Task directions: Can you find the lines of the listing that include "如图所示" and copy every one?

------ Records supplied ------

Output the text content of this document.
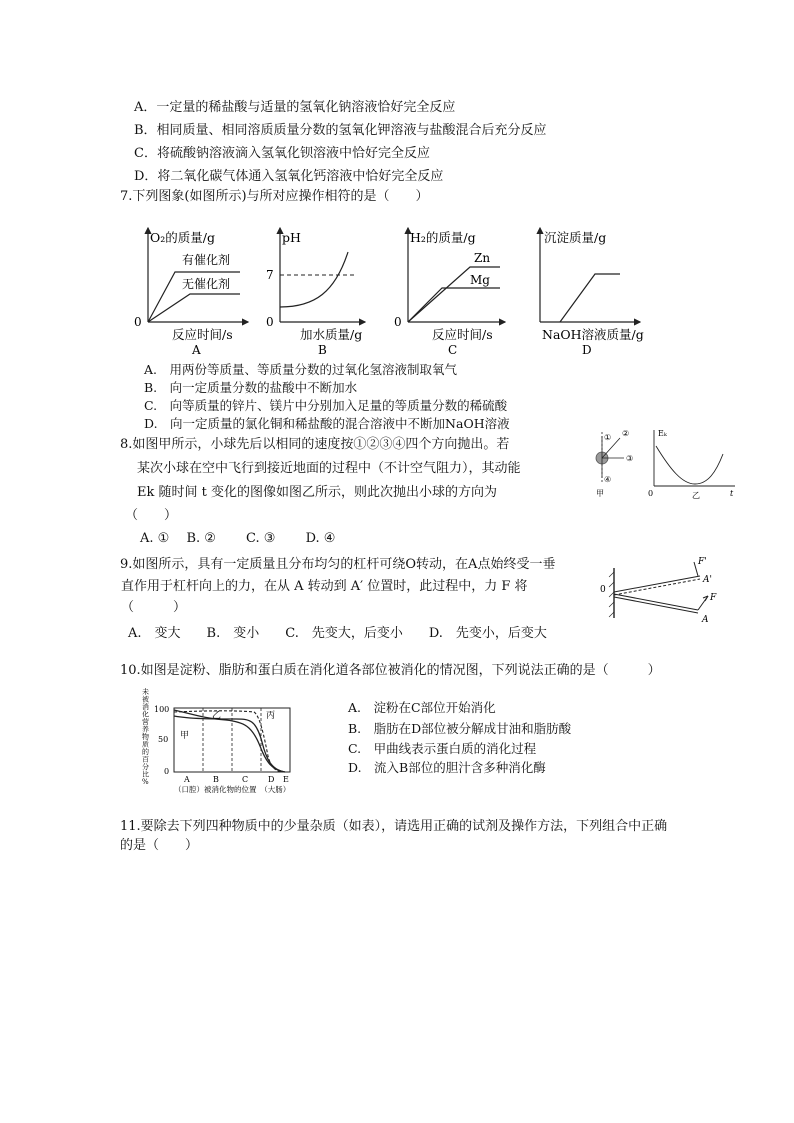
A．一定量的稀盐酸与适量的氢氧化钠溶液恰好完全反应
B．相同质量、相同溶质质量分数的氢氧化钾溶液与盐酸混合后充分反应
C．将硫酸钠溶液滴入氢氧化钡溶液中恰好完全反应
D．将二氧化碳气体通入氢氧化钙溶液中恰好完全反应
7.下列图象(如图所示)与所对应操作相符的是（　　）
O₂的质量/g
0
反应时间/s
A
有催化剂
无催化剂
pH
0
7
加水质量/g
B
H₂的质量/g
0
Zn
Mg
反应时间/s
C
沉淀质量/g
NaOH溶液质量/g
D
A.　用两份等质量、等质量分数的过氧化氢溶液制取氧气
B.　向一定质量分数的盐酸中不断加水
C.　向等质量的锌片、镁片中分别加入足量的等质量分数的稀硫酸
D.　向一定质量的氯化铜和稀盐酸的混合溶液中不断加NaOH溶液
8.如图甲所示，小球先后以相同的速度按①②③④四个方向抛出。若
某次小球在空中飞行到接近地面的过程中（不计空气阻力），其动能
Ek 随时间 t 变化的图像如图乙所示，则此次抛出小球的方向为
（　　）
A. ①　 B. ②　　 C. ③　　 D. ④
① ②
③
④
甲
Eₖ
t
0	乙
9.如图所示，具有一定质量且分布均匀的杠杆可绕O转动，在A点始终受一垂
直作用于杠杆向上的力，在从 A 转动到 A′ 位置时，此过程中，力 F 将
（　　　）
A.　变大　　B.　变小　　C.　先变大，后变小　　D.　先变小，后变大
0
A'
A
F
F'
10.如图是淀粉、脂肪和蛋白质在消化道各部位被消化的情况图，下列说法正确的是（　　　）
未
被
消
化
营
养
物
质
的
百
分
比
%
100
50
0
甲
乙	丙
A	B	C D E
（口腔）被消化物的位置　（大肠）
A.　淀粉在C部位开始消化
B.　脂肪在D部位被分解成甘油和脂肪酸
C.　甲曲线表示蛋白质的消化过程
D.　流入B部位的胆汁含多种消化酶
11.要除去下列四种物质中的少量杂质（如表），请选用正确的试剂及操作方法，下列组合中正确
的是（　　）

------

Output of the exercise:
7.下列图象(如图所示)与所对应操作相符的是（　　）
9.如图所示，具有一定质量且分布均匀的杠杆可绕O转动，在A点始终受一垂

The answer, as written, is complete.